• _Exercise_
Lines from the one containing "Extract all readable text from this page." through the end of the data are to be returned exactly, and no others.

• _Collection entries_
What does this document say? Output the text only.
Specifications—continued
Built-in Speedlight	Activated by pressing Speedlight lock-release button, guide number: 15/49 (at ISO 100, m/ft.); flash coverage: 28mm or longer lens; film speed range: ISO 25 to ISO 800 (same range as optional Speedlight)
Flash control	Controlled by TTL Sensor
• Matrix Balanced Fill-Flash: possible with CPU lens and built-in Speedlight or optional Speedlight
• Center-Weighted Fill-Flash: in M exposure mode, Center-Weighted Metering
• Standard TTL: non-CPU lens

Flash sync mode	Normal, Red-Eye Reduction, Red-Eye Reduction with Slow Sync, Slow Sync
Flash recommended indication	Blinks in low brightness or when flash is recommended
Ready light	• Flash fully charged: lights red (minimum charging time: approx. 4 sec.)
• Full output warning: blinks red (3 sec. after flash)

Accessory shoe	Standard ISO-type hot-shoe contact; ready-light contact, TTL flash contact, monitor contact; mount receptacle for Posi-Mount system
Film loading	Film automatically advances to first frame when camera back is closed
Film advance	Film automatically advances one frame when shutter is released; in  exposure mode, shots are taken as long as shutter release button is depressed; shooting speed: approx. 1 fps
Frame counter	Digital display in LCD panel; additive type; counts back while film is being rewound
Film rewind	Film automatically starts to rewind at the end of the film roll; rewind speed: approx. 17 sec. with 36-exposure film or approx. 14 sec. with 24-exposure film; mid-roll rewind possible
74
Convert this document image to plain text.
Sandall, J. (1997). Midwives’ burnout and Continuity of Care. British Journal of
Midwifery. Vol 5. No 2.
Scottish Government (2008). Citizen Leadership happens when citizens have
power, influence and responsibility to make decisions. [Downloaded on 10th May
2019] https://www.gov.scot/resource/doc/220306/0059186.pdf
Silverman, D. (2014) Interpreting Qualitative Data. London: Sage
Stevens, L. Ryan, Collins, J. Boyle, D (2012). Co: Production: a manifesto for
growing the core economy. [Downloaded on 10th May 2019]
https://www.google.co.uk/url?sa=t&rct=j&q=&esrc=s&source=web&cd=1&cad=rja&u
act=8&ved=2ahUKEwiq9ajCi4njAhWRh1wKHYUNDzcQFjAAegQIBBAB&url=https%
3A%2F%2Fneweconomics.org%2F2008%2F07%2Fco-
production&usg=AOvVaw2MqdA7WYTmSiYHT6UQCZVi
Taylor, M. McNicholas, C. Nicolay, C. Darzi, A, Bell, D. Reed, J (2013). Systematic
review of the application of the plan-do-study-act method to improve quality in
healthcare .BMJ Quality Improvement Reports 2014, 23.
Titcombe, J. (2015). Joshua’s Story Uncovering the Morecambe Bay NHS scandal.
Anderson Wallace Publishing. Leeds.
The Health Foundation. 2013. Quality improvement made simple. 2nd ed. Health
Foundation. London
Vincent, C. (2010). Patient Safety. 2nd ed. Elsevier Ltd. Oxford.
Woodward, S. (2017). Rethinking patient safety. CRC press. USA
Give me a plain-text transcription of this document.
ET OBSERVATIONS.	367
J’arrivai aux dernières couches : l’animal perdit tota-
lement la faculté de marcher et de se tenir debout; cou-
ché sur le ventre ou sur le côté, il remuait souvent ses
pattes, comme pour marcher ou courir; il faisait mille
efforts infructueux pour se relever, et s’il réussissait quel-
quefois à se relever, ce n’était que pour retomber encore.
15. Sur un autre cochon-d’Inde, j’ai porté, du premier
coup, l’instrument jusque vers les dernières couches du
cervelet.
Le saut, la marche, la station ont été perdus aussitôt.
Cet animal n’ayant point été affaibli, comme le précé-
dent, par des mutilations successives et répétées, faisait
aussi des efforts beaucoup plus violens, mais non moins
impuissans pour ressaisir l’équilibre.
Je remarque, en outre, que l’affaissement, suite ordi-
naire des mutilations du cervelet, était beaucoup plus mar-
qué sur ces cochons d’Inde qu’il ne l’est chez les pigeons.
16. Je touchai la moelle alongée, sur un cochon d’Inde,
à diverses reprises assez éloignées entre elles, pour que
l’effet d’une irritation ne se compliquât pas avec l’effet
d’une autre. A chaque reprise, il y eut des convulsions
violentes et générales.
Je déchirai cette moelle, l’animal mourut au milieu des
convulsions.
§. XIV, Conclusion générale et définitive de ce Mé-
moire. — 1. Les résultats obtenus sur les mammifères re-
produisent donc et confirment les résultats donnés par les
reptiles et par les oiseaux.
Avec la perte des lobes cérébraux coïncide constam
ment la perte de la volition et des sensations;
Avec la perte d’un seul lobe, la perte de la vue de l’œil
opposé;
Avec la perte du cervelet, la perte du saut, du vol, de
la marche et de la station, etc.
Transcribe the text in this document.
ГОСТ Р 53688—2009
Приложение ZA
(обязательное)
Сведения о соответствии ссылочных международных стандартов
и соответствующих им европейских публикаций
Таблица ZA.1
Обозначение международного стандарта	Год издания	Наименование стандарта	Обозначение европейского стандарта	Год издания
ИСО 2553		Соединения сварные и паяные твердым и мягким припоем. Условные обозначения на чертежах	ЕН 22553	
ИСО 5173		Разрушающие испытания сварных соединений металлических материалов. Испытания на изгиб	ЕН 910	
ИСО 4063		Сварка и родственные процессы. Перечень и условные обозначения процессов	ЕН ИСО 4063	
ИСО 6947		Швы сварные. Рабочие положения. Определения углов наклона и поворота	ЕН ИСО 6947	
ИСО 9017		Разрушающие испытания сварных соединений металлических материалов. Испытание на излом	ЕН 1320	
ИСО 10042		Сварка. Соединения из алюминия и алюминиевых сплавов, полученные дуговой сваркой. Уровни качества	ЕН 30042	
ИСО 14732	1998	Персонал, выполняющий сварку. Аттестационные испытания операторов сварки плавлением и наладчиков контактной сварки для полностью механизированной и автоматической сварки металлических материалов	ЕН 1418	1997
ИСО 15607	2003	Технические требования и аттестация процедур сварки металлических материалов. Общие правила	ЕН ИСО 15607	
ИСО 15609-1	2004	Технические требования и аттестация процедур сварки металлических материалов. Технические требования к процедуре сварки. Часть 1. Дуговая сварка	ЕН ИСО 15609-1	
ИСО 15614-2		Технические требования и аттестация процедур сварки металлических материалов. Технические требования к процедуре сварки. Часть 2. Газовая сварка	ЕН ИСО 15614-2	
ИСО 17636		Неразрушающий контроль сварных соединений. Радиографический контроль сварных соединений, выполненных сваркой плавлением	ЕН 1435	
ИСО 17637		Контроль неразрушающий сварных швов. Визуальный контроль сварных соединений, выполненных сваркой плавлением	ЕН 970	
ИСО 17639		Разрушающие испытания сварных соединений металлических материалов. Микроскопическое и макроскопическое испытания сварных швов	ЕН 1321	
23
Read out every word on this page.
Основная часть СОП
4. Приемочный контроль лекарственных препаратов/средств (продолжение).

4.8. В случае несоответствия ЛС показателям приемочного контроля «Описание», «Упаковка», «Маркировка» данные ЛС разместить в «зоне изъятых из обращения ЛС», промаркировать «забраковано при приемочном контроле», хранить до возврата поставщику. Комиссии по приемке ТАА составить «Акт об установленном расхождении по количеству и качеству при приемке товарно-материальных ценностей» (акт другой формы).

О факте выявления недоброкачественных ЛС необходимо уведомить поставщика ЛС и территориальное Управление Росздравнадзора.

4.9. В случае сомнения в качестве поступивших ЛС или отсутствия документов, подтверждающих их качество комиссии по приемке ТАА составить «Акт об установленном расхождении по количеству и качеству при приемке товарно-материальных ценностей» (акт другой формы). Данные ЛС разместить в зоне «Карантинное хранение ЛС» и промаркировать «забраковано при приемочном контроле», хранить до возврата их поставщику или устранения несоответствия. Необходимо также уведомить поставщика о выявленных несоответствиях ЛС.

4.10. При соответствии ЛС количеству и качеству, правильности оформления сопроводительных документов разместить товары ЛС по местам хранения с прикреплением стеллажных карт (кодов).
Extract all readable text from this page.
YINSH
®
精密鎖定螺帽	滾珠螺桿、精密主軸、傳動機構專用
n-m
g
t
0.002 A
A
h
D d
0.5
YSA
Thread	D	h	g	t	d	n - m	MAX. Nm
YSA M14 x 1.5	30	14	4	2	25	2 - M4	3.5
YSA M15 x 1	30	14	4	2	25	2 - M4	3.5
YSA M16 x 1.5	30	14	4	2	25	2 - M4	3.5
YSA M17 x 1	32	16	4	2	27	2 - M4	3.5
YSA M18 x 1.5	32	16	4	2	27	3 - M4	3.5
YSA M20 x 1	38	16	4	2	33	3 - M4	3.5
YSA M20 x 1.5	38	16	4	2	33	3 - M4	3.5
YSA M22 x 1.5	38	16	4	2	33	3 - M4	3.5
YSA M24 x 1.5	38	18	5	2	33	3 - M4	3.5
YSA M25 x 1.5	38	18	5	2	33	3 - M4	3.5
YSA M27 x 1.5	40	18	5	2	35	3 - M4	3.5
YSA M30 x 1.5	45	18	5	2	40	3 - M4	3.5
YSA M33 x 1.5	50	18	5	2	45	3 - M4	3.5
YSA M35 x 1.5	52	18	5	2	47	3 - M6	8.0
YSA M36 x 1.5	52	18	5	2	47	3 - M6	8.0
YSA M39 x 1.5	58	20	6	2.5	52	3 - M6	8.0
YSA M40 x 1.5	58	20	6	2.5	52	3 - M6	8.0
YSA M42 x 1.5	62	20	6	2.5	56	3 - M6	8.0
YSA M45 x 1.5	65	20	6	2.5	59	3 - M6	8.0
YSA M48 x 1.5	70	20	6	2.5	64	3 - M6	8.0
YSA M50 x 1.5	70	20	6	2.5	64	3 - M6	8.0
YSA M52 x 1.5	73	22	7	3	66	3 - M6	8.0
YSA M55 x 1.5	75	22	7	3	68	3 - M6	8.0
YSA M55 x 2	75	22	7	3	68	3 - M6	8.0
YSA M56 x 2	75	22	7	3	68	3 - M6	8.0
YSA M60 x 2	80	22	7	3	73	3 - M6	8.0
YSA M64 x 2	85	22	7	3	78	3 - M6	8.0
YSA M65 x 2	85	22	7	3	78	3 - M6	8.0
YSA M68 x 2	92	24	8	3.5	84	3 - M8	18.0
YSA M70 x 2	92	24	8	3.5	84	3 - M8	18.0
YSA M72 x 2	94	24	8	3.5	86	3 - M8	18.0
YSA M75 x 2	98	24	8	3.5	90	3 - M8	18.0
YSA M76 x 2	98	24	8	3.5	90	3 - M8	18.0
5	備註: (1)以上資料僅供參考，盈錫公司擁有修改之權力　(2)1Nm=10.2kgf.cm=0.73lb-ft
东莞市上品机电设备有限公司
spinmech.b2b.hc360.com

• _Solution to the exercise_
Extract all readable text from this page.
YINSH
®
精密鎖定螺帽	滾珠螺桿、精密主軸、傳動機構專用
n-m
g
t
0.002 A
A
h
D d
0.5
YSA
Thread	D	h	g	t	d	n - m	MAX. Nm
YSA M14 x 1.5	30	14	4	2	25	2 - M4	3.5
YSA M15 x 1	30	14	4	2	25	2 - M4	3.5
YSA M16 x 1.5	30	14	4	2	25	2 - M4	3.5
YSA M17 x 1	32	16	4	2	27	2 - M4	3.5
YSA M18 x 1.5	32	16	4	2	27	3 - M4	3.5
YSA M20 x 1	38	16	4	2	33	3 - M4	3.5
YSA M20 x 1.5	38	16	4	2	33	3 - M4	3.5
YSA M22 x 1.5	38	16	4	2	33	3 - M4	3.5
YSA M24 x 1.5	38	18	5	2	33	3 - M4	3.5
YSA M25 x 1.5	38	18	5	2	33	3 - M4	3.5
YSA M27 x 1.5	40	18	5	2	35	3 - M4	3.5
YSA M30 x 1.5	45	18	5	2	40	3 - M4	3.5
YSA M33 x 1.5	50	18	5	2	45	3 - M4	3.5
YSA M35 x 1.5	52	18	5	2	47	3 - M6	8.0
YSA M36 x 1.5	52	18	5	2	47	3 - M6	8.0
YSA M39 x 1.5	58	20	6	2.5	52	3 - M6	8.0
YSA M40 x 1.5	58	20	6	2.5	52	3 - M6	8.0
YSA M42 x 1.5	62	20	6	2.5	56	3 - M6	8.0
YSA M45 x 1.5	65	20	6	2.5	59	3 - M6	8.0
YSA M48 x 1.5	70	20	6	2.5	64	3 - M6	8.0
YSA M50 x 1.5	70	20	6	2.5	64	3 - M6	8.0
YSA M52 x 1.5	73	22	7	3	66	3 - M6	8.0
YSA M55 x 1.5	75	22	7	3	68	3 - M6	8.0
YSA M55 x 2	75	22	7	3	68	3 - M6	8.0
YSA M56 x 2	75	22	7	3	68	3 - M6	8.0
YSA M60 x 2	80	22	7	3	73	3 - M6	8.0
YSA M64 x 2	85	22	7	3	78	3 - M6	8.0
YSA M65 x 2	85	22	7	3	78	3 - M6	8.0
YSA M68 x 2	92	24	8	3.5	84	3 - M8	18.0
YSA M70 x 2	92	24	8	3.5	84	3 - M8	18.0
YSA M72 x 2	94	24	8	3.5	86	3 - M8	18.0
YSA M75 x 2	98	24	8	3.5	90	3 - M8	18.0
YSA M76 x 2	98	24	8	3.5	90	3 - M8	18.0
5	備註: (1)以上資料僅供參考，盈錫公司擁有修改之權力　(2)1Nm=10.2kgf.cm=0.73lb-ft
东莞市上品机电设备有限公司
spinmech.b2b.hc360.com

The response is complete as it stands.